Chart and figure data:
'''
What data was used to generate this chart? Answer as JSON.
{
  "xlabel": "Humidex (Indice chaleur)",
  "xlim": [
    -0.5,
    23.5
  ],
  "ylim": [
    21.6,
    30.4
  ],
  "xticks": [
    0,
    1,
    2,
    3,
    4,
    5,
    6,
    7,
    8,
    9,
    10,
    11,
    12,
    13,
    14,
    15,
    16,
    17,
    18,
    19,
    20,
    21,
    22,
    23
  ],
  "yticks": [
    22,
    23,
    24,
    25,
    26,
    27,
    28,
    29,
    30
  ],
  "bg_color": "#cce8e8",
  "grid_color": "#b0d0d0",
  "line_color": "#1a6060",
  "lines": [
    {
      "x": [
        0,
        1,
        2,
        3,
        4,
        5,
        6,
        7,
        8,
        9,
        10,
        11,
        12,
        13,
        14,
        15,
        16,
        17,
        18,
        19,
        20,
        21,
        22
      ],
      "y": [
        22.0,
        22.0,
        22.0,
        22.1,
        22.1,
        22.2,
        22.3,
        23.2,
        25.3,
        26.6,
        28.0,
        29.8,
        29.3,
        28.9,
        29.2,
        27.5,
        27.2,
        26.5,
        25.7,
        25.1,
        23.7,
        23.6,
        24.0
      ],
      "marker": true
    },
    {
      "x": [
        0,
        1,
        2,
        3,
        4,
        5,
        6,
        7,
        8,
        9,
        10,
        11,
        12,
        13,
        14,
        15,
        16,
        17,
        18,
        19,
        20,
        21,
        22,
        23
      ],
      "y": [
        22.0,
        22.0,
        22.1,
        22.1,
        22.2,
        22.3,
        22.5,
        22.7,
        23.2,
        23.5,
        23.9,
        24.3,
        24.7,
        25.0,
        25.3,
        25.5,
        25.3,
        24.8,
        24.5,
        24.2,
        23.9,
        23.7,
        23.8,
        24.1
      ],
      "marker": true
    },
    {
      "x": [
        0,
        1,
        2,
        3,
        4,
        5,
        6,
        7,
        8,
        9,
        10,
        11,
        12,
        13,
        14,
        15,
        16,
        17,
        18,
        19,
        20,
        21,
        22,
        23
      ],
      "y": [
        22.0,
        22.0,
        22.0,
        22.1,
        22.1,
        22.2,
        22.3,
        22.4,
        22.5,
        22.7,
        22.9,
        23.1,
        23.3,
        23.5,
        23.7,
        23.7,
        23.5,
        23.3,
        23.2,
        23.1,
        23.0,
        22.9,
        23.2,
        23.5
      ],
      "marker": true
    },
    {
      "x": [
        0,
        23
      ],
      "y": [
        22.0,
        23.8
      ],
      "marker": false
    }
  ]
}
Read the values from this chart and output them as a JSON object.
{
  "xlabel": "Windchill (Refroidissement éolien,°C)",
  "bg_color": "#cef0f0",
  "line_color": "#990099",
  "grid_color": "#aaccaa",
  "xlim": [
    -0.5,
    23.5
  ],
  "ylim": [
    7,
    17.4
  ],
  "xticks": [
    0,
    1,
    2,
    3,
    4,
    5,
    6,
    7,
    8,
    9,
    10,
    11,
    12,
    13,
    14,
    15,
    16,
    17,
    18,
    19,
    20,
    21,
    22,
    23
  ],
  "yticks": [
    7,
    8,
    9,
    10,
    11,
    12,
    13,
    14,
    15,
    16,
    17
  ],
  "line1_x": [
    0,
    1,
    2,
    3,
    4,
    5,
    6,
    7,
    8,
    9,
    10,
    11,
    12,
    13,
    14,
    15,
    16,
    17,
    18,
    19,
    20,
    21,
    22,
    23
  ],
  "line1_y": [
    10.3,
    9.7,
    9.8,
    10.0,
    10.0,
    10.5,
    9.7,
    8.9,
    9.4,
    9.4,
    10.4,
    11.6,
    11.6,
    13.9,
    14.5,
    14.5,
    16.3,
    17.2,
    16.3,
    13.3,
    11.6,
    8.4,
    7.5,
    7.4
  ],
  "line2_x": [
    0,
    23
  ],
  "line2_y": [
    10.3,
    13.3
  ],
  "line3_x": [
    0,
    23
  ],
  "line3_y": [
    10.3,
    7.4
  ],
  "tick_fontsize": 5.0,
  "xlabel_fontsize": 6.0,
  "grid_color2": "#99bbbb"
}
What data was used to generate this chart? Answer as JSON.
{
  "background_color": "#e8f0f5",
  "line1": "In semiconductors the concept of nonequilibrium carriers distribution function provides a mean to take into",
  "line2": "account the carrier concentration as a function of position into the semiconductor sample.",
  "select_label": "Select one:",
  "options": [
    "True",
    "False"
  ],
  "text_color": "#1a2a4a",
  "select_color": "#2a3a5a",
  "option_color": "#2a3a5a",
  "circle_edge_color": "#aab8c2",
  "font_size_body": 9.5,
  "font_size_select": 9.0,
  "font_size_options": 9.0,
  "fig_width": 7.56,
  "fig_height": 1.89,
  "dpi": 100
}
'''
'''
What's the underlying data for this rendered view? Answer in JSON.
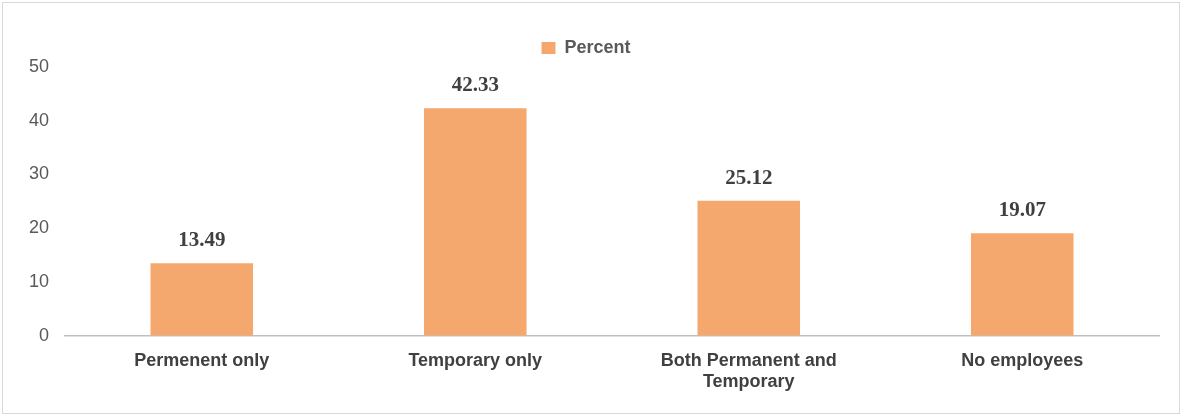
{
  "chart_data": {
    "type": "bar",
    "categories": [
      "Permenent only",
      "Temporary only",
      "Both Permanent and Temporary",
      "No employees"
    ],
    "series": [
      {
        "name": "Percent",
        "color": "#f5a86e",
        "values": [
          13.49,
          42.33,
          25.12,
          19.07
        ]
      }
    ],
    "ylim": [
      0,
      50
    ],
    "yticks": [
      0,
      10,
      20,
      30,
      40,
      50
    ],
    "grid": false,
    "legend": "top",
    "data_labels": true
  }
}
'''
'''
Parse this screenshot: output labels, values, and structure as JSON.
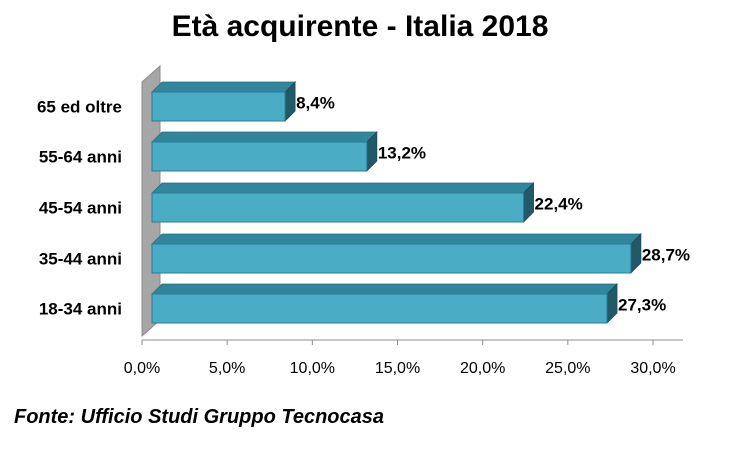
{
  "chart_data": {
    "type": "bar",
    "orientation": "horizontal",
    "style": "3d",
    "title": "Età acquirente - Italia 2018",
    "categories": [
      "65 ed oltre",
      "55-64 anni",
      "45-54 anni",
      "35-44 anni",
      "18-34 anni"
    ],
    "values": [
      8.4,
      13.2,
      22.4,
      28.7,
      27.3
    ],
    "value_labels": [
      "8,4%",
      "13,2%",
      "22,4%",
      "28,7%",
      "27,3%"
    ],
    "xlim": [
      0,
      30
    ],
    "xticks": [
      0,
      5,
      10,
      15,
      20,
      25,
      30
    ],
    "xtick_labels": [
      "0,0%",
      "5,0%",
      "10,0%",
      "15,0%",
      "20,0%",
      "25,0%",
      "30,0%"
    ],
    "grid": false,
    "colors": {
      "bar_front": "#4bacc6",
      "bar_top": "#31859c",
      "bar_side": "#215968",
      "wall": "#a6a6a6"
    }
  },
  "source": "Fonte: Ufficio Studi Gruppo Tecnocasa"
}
'''
WHAT YOU NEED TO DO:
In the material above, tally every line with the string "values" in it, then give that number alone.

PROBLEM SOLUTION:
4